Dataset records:
— Start —

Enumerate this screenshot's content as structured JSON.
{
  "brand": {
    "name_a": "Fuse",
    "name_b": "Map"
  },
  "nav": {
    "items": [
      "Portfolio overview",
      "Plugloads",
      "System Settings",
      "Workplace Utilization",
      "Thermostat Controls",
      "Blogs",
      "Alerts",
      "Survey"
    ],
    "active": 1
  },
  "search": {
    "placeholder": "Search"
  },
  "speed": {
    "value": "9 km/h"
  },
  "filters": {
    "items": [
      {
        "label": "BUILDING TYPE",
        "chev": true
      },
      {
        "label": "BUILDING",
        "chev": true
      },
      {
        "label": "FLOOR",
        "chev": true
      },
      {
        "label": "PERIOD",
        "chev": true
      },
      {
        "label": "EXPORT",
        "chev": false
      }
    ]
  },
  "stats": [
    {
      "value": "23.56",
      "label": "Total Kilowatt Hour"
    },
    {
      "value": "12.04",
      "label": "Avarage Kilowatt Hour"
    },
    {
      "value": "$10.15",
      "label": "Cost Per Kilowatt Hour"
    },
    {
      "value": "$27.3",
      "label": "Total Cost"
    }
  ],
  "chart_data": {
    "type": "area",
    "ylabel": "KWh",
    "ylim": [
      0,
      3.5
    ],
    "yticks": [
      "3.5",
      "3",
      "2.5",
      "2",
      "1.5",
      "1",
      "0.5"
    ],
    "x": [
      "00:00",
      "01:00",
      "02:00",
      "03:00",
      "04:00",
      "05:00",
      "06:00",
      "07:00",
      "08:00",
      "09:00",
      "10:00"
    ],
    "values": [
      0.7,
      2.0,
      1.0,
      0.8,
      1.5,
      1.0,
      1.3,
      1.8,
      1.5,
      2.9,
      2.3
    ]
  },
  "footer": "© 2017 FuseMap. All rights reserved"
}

— End —

■ What is being asked ■
Each line of the listing above should be output exactly.

■ Result of this task ■
Enumerate this screenshot's content as structured JSON.
{
  "brand": {
    "name_a": "Fuse",
    "name_b": "Map"
  },
  "nav": {
    "items": [
      "Portfolio overview",
      "Plugloads",
      "System Settings",
      "Workplace Utilization",
      "Thermostat Controls",
      "Blogs",
      "Alerts",
      "Survey"
    ],
    "active": 1
  },
  "search": {
    "placeholder": "Search"
  },
  "speed": {
    "value": "9 km/h"
  },
  "filters": {
    "items": [
      {
        "label": "BUILDING TYPE",
        "chev": true
      },
      {
        "label": "BUILDING",
        "chev": true
      },
      {
        "label": "FLOOR",
        "chev": true
      },
      {
        "label": "PERIOD",
        "chev": true
      },
      {
        "label": "EXPORT",
        "chev": false
      }
    ]
  },
  "stats": [
    {
      "value": "23.56",
      "label": "Total Kilowatt Hour"
    },
    {
      "value": "12.04",
      "label": "Avarage Kilowatt Hour"
    },
    {
      "value": "$10.15",
      "label": "Cost Per Kilowatt Hour"
    },
    {
      "value": "$27.3",
      "label": "Total Cost"
    }
  ],
  "chart_data": {
    "type": "area",
    "ylabel": "KWh",
    "ylim": [
      0,
      3.5
    ],
    "yticks": [
      "3.5",
      "3",
      "2.5",
      "2",
      "1.5",
      "1",
      "0.5"
    ],
    "x": [
      "00:00",
      "01:00",
      "02:00",
      "03:00",
      "04:00",
      "05:00",
      "06:00",
      "07:00",
      "08:00",
      "09:00",
      "10:00"
    ],
    "values": [
      0.7,
      2.0,
      1.0,
      0.8,
      1.5,
      1.0,
      1.3,
      1.8,
      1.5,
      2.9,
      2.3
    ]
  },
  "footer": "© 2017 FuseMap. All rights reserved"
}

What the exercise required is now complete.